Goal:
Write the data out again, exactly as given.

Dataset extract:
□ □ □

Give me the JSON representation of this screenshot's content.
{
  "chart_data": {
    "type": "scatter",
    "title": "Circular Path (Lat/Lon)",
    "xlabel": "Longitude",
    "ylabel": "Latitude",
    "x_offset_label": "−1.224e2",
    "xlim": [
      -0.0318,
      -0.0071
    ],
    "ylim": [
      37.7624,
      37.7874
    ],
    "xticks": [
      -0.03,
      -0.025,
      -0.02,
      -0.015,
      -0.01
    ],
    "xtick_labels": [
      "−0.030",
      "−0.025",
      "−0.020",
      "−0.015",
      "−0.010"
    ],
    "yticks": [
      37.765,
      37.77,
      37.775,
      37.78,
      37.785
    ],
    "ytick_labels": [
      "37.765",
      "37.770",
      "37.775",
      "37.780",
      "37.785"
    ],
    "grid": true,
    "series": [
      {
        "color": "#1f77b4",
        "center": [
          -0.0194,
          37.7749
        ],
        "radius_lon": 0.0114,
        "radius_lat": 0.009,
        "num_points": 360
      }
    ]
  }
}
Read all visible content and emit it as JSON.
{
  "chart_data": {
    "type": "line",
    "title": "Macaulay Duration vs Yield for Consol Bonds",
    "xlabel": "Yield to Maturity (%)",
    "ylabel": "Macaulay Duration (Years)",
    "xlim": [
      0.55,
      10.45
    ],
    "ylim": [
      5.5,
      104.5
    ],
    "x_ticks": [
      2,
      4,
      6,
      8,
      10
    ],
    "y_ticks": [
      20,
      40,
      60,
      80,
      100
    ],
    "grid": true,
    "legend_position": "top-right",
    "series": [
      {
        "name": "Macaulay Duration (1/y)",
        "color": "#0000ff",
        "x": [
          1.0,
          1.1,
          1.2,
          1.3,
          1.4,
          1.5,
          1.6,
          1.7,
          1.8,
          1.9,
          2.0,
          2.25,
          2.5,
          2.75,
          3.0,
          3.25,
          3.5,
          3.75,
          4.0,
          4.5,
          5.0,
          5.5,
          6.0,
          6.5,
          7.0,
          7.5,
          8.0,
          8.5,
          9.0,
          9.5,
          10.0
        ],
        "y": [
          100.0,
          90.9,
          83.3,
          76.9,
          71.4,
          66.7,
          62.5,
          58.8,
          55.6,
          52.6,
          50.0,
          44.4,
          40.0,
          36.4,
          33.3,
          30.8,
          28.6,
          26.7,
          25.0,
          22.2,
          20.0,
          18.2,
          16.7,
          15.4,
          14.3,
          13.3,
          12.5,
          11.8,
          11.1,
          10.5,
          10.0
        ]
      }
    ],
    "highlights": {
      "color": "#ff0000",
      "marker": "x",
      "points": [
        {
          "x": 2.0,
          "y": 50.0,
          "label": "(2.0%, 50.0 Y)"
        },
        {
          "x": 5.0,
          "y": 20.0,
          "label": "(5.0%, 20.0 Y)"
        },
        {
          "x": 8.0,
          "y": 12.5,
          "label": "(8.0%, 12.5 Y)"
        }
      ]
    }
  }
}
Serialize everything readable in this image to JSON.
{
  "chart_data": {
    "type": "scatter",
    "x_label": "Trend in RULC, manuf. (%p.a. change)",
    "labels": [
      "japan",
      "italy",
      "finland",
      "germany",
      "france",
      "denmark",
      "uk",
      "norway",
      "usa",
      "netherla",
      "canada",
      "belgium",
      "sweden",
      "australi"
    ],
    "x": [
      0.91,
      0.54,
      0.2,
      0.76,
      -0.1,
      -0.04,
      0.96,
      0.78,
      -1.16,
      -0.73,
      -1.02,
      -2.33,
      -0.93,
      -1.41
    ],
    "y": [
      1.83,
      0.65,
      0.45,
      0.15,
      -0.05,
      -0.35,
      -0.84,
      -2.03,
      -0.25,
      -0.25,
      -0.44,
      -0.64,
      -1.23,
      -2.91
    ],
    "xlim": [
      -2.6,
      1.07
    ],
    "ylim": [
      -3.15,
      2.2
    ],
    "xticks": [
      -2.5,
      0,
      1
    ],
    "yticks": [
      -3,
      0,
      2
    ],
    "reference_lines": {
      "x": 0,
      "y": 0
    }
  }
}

□ □ □

Full answer:
Give me the JSON representation of this screenshot's content.
{
  "chart_data": {
    "type": "scatter",
    "title": "Circular Path (Lat/Lon)",
    "xlabel": "Longitude",
    "ylabel": "Latitude",
    "x_offset_label": "−1.224e2",
    "xlim": [
      -0.0318,
      -0.0071
    ],
    "ylim": [
      37.7624,
      37.7874
    ],
    "xticks": [
      -0.03,
      -0.025,
      -0.02,
      -0.015,
      -0.01
    ],
    "xtick_labels": [
      "−0.030",
      "−0.025",
      "−0.020",
      "−0.015",
      "−0.010"
    ],
    "yticks": [
      37.765,
      37.77,
      37.775,
      37.78,
      37.785
    ],
    "ytick_labels": [
      "37.765",
      "37.770",
      "37.775",
      "37.780",
      "37.785"
    ],
    "grid": true,
    "series": [
      {
        "color": "#1f77b4",
        "center": [
          -0.0194,
          37.7749
        ],
        "radius_lon": 0.0114,
        "radius_lat": 0.009,
        "num_points": 360
      }
    ]
  }
}
Read all visible content and emit it as JSON.
{
  "chart_data": {
    "type": "line",
    "title": "Macaulay Duration vs Yield for Consol Bonds",
    "xlabel": "Yield to Maturity (%)",
    "ylabel": "Macaulay Duration (Years)",
    "xlim": [
      0.55,
      10.45
    ],
    "ylim": [
      5.5,
      104.5
    ],
    "x_ticks": [
      2,
      4,
      6,
      8,
      10
    ],
    "y_ticks": [
      20,
      40,
      60,
      80,
      100
    ],
    "grid": true,
    "legend_position": "top-right",
    "series": [
      {
        "name": "Macaulay Duration (1/y)",
        "color": "#0000ff",
        "x": [
          1.0,
          1.1,
          1.2,
          1.3,
          1.4,
          1.5,
          1.6,
          1.7,
          1.8,
          1.9,
          2.0,
          2.25,
          2.5,
          2.75,
          3.0,
          3.25,
          3.5,
          3.75,
          4.0,
          4.5,
          5.0,
          5.5,
          6.0,
          6.5,
          7.0,
          7.5,
          8.0,
          8.5,
          9.0,
          9.5,
          10.0
        ],
        "y": [
          100.0,
          90.9,
          83.3,
          76.9,
          71.4,
          66.7,
          62.5,
          58.8,
          55.6,
          52.6,
          50.0,
          44.4,
          40.0,
          36.4,
          33.3,
          30.8,
          28.6,
          26.7,
          25.0,
          22.2,
          20.0,
          18.2,
          16.7,
          15.4,
          14.3,
          13.3,
          12.5,
          11.8,
          11.1,
          10.5,
          10.0
        ]
      }
    ],
    "highlights": {
      "color": "#ff0000",
      "marker": "x",
      "points": [
        {
          "x": 2.0,
          "y": 50.0,
          "label": "(2.0%, 50.0 Y)"
        },
        {
          "x": 5.0,
          "y": 20.0,
          "label": "(5.0%, 20.0 Y)"
        },
        {
          "x": 8.0,
          "y": 12.5,
          "label": "(8.0%, 12.5 Y)"
        }
      ]
    }
  }
}
Serialize everything readable in this image to JSON.
{
  "chart_data": {
    "type": "scatter",
    "x_label": "Trend in RULC, manuf. (%p.a. change)",
    "labels": [
      "japan",
      "italy",
      "finland",
      "germany",
      "france",
      "denmark",
      "uk",
      "norway",
      "usa",
      "netherla",
      "canada",
      "belgium",
      "sweden",
      "australi"
    ],
    "x": [
      0.91,
      0.54,
      0.2,
      0.76,
      -0.1,
      -0.04,
      0.96,
      0.78,
      -1.16,
      -0.73,
      -1.02,
      -2.33,
      -0.93,
      -1.41
    ],
    "y": [
      1.83,
      0.65,
      0.45,
      0.15,
      -0.05,
      -0.35,
      -0.84,
      -2.03,
      -0.25,
      -0.25,
      -0.44,
      -0.64,
      -1.23,
      -2.91
    ],
    "xlim": [
      -2.6,
      1.07
    ],
    "ylim": [
      -3.15,
      2.2
    ],
    "xticks": [
      -2.5,
      0,
      1
    ],
    "yticks": [
      -3,
      0,
      2
    ],
    "reference_lines": {
      "x": 0,
      "y": 0
    }
  }
}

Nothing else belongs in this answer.